**Requirements:**
Copy out all lines with the word "type" in them.

[Rows from a figure dataset]
========================================================================
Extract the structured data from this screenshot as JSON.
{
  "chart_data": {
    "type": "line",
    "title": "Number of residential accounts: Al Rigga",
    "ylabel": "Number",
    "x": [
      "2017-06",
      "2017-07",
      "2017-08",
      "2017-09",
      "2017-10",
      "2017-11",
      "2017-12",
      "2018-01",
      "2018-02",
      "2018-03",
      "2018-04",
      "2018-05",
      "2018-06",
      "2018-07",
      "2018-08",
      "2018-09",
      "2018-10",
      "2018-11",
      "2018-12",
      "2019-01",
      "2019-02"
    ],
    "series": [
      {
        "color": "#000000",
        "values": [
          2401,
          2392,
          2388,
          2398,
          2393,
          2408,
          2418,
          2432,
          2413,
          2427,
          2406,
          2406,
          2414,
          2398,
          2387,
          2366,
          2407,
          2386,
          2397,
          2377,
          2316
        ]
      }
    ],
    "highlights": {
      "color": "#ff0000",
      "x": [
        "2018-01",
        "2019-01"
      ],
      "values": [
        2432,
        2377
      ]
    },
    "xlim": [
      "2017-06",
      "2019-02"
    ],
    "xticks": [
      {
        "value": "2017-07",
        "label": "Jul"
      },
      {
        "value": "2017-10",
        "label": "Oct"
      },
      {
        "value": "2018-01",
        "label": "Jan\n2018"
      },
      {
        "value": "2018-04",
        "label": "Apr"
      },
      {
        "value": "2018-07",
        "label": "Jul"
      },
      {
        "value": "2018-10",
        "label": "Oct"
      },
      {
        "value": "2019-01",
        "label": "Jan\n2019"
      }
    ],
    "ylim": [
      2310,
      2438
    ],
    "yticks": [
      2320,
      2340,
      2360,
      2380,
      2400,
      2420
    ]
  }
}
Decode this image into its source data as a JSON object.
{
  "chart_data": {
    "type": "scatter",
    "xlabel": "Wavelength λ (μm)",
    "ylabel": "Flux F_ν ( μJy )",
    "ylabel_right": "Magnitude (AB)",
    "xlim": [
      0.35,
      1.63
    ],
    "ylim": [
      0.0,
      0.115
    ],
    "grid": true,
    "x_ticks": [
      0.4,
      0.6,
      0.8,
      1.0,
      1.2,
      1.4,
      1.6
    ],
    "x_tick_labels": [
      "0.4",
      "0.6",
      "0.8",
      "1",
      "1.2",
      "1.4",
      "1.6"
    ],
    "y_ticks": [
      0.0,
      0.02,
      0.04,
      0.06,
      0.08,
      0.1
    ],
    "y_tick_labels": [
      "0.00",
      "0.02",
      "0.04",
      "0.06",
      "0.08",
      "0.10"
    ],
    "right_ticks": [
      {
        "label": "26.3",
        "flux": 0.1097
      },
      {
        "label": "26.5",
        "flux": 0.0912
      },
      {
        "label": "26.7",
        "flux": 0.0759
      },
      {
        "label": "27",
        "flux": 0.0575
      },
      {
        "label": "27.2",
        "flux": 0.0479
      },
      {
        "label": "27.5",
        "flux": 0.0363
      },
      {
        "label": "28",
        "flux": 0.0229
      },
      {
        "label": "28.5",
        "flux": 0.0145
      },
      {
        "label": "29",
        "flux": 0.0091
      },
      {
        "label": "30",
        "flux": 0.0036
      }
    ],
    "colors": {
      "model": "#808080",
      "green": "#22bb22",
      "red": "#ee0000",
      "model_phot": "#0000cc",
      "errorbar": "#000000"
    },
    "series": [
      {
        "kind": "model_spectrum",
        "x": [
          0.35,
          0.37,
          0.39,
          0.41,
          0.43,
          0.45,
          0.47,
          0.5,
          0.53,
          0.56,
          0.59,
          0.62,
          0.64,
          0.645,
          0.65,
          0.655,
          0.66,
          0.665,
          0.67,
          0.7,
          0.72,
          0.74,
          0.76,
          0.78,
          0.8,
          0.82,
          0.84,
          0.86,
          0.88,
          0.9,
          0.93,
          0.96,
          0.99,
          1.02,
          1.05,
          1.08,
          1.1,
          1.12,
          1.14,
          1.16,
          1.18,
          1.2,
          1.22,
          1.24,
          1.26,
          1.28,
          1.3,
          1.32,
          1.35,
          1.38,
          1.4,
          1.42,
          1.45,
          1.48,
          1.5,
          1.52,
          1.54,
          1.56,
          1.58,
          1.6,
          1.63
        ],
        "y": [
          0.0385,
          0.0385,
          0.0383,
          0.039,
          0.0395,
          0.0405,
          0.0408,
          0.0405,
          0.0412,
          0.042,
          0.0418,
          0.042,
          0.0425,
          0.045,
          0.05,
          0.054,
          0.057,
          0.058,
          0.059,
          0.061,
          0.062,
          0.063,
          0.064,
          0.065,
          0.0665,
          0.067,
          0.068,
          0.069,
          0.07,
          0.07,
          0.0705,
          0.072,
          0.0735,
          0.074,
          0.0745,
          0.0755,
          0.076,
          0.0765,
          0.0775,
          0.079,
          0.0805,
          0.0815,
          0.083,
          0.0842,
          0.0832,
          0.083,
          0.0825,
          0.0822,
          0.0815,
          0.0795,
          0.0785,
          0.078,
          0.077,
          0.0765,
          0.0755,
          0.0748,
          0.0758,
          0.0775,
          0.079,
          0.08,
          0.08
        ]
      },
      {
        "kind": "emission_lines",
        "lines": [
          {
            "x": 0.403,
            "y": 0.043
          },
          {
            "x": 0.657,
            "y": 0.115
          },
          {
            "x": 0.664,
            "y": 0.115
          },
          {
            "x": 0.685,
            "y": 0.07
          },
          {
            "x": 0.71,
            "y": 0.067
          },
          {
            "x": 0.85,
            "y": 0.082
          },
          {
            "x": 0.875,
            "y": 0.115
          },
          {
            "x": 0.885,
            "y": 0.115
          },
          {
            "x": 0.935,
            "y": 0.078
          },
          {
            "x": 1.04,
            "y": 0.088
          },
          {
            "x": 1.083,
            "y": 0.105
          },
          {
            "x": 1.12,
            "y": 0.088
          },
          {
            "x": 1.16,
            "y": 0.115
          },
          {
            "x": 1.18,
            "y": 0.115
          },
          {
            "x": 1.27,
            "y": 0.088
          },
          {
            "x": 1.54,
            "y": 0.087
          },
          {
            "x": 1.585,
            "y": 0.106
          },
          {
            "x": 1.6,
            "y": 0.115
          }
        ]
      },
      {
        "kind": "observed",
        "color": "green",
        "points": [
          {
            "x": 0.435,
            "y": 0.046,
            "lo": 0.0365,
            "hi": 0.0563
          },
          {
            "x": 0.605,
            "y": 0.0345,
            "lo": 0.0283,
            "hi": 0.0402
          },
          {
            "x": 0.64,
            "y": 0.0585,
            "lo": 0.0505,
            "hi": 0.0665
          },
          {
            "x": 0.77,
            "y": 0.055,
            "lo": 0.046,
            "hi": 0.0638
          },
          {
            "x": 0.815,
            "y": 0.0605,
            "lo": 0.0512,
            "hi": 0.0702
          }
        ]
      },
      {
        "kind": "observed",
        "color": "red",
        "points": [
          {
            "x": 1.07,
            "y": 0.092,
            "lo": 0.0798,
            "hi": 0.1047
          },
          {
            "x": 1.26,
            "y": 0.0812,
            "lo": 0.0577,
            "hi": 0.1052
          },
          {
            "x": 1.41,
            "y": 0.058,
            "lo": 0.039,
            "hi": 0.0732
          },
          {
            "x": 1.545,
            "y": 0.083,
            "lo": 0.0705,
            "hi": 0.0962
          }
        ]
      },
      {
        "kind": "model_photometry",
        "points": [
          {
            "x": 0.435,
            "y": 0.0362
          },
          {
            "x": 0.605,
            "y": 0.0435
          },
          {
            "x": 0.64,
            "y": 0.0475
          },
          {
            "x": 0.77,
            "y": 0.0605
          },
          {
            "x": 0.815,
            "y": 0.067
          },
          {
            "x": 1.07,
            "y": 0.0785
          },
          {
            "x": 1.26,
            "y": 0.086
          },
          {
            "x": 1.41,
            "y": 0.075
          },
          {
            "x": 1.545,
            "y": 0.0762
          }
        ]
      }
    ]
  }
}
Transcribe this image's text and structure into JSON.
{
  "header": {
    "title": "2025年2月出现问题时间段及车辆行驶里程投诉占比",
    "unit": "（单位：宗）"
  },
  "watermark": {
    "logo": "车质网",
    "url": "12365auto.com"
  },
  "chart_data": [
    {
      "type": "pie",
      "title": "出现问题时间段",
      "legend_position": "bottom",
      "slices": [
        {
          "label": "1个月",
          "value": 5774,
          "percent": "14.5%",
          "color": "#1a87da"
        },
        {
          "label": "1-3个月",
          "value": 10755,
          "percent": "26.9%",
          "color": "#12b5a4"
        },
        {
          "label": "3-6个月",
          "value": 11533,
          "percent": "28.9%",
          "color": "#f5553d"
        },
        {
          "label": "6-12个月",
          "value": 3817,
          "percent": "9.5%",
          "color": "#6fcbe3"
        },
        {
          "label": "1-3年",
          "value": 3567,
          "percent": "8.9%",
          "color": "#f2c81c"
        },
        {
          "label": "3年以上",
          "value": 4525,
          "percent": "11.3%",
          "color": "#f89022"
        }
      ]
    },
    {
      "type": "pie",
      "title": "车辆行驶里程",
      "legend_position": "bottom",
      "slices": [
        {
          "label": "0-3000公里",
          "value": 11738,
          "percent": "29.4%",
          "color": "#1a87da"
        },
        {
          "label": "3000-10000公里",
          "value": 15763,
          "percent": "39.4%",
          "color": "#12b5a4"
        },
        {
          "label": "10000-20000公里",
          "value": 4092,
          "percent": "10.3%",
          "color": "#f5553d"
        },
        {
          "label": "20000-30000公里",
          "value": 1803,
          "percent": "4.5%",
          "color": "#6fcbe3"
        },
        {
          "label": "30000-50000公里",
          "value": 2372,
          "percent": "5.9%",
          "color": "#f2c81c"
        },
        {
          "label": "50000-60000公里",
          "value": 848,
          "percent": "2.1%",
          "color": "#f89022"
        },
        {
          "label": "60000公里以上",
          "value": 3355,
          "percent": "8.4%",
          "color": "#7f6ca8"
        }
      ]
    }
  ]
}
========================================================================
**Exercise answer:**
    "type": "line",
    "type": "scatter",
      "type": "pie",
      "type": "pie",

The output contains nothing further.